The Fashion of the Fifth Dimension
- Laura Laughead
- Apr 30, 2018
- 5 min read
Updated: Feb 3, 2020
“There is a fifth dimension beyond that which is known to man. It is a dimension as vast as space and as timeless as infinity. It is the middle ground between light and shadow, between science and superstition, and it lies between the pit of man's fears and the summit of his knowledge. This is the dimension of imagination. It is an area which we call the Twilight Zone.”
-Rod Serling, 1959
A young man is sitting on a bus, gripping a paper still warm from the printer. He’s groomed to perfection: a pressed Oxford shirt, hair perfectly coiffed. Sweat droplets threaten to spill down his temples as he looks outside. For the next 20 minutes, his world is a 24 by 24 inch window.
As the motion lulls him into a daydream, a horrific image flashes across the glass and demands his attention. He looks around, wondering if anyone else saw, but he is alone. Leaning in closer, he looks again. He is assaulted with the same image, a face so hideous it’s physically repulsive. Involuntarily, he draws closer. The bloodshot eyes, the bulging veins, the protruding snout, a face too contorted to be a mask and too horrific to be untrue — a perfect example of man playing God and losing.
He twists to see better; it moves too. He raises his hand; it mirrors him. He draws closer and closer until his nose presses the glass, and they both scream — the creature in the window is him. His reason is assaulted. His sanity is on trial. The man’s next stop: The Twilight Zone.

» **Stored dataset lines**:
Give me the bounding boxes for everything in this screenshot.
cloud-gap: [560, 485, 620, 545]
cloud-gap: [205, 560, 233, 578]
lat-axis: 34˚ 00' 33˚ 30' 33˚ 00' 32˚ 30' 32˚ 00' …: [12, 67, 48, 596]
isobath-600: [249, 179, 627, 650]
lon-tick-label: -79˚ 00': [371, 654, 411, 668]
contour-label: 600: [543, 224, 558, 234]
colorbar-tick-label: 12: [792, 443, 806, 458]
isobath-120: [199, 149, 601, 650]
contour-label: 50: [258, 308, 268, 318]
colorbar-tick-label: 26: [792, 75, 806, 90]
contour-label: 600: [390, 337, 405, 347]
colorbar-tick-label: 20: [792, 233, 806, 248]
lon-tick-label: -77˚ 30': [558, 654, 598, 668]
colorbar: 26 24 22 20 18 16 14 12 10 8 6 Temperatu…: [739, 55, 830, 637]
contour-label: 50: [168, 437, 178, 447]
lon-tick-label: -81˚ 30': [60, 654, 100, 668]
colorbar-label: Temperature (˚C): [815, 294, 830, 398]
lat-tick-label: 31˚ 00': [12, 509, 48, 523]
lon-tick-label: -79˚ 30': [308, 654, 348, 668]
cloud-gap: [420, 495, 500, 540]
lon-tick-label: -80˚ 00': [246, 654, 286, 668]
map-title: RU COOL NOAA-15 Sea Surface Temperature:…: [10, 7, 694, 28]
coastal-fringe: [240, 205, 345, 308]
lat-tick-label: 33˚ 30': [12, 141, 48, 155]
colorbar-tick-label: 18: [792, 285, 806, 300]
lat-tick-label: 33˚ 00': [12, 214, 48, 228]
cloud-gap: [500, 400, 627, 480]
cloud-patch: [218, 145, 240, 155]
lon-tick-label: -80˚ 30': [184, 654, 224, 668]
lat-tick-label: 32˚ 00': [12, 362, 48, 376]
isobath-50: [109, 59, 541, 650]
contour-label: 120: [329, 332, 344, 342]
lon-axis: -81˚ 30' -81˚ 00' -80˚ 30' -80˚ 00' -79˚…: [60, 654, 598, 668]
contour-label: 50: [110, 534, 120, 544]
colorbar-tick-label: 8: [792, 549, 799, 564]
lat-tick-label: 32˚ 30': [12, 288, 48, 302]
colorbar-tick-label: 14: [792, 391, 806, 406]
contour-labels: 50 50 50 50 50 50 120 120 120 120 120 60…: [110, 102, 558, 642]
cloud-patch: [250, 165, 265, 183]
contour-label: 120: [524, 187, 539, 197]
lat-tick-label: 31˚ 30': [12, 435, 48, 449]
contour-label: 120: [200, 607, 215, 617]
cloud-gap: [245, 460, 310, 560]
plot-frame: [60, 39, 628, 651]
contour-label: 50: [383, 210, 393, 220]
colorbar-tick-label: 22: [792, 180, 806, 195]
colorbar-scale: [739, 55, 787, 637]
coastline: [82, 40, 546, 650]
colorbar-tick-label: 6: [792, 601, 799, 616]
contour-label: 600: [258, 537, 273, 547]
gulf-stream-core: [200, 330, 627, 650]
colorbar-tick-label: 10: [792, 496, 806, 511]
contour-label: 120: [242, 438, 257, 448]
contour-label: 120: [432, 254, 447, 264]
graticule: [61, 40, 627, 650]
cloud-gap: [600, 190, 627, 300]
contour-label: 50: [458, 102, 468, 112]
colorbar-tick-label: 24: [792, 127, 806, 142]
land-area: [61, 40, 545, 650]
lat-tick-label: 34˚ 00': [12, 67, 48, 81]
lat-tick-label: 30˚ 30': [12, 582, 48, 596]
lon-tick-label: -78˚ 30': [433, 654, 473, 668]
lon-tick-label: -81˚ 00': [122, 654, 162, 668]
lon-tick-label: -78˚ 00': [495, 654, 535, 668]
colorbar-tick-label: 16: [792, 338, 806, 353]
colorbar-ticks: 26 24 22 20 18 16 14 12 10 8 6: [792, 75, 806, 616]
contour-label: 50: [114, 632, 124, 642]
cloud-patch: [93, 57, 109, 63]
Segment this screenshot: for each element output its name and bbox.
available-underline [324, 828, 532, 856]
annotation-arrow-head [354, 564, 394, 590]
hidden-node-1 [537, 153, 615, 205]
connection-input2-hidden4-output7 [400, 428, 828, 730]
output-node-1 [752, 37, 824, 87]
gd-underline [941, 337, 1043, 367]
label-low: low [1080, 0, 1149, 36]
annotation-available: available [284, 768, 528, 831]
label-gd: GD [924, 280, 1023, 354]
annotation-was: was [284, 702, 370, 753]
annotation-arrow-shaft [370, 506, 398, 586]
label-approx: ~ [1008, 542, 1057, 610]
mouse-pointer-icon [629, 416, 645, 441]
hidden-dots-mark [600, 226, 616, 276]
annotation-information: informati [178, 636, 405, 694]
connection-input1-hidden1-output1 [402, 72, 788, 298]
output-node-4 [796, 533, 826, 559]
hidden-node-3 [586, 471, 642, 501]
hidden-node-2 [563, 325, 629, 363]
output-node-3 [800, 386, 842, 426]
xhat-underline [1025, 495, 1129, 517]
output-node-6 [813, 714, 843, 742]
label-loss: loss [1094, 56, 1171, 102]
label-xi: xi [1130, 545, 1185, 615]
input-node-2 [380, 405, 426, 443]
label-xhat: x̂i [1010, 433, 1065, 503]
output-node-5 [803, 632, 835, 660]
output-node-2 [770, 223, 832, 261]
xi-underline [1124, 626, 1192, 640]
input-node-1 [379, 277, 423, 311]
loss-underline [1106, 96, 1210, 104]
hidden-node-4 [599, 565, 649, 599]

» **STATED PROBLEM**: Reproduce the full text of the post titled "The Fashion of the Fifth Dimension" word for word.

» **TASK SOLUTION**:
The Fashion of the Fifth Dimension
- Laura Laughead
- Apr 30, 2018
- 5 min read
Updated: Feb 3, 2020
“There is a fifth dimension beyond that which is known to man. It is a dimension as vast as space and as timeless as infinity. It is the middle ground between light and shadow, between science and superstition, and it lies between the pit of man's fears and the summit of his knowledge. This is the dimension of imagination. It is an area which we call the Twilight Zone.”
-Rod Serling, 1959
A young man is sitting on a bus, gripping a paper still warm from the printer. He’s groomed to perfection: a pressed Oxford shirt, hair perfectly coiffed. Sweat droplets threaten to spill down his temples as he looks outside. For the next 20 minutes, his world is a 24 by 24 inch window.
As the motion lulls him into a daydream, a horrific image flashes across the glass and demands his attention. He looks around, wondering if anyone else saw, but he is alone. Leaning in closer, he looks again. He is assaulted with the same image, a face so hideous it’s physically repulsive. Involuntarily, he draws closer. The bloodshot eyes, the bulging veins, the protruding snout, a face too contorted to be a mask and too horrific to be untrue — a perfect example of man playing God and losing.
He twists to see better; it moves too. He raises his hand; it mirrors him. He draws closer and closer until his nose presses the glass, and they both scream — the creature in the window is him. His reason is assaulted. His sanity is on trial. The man’s next stop: The Twilight Zone.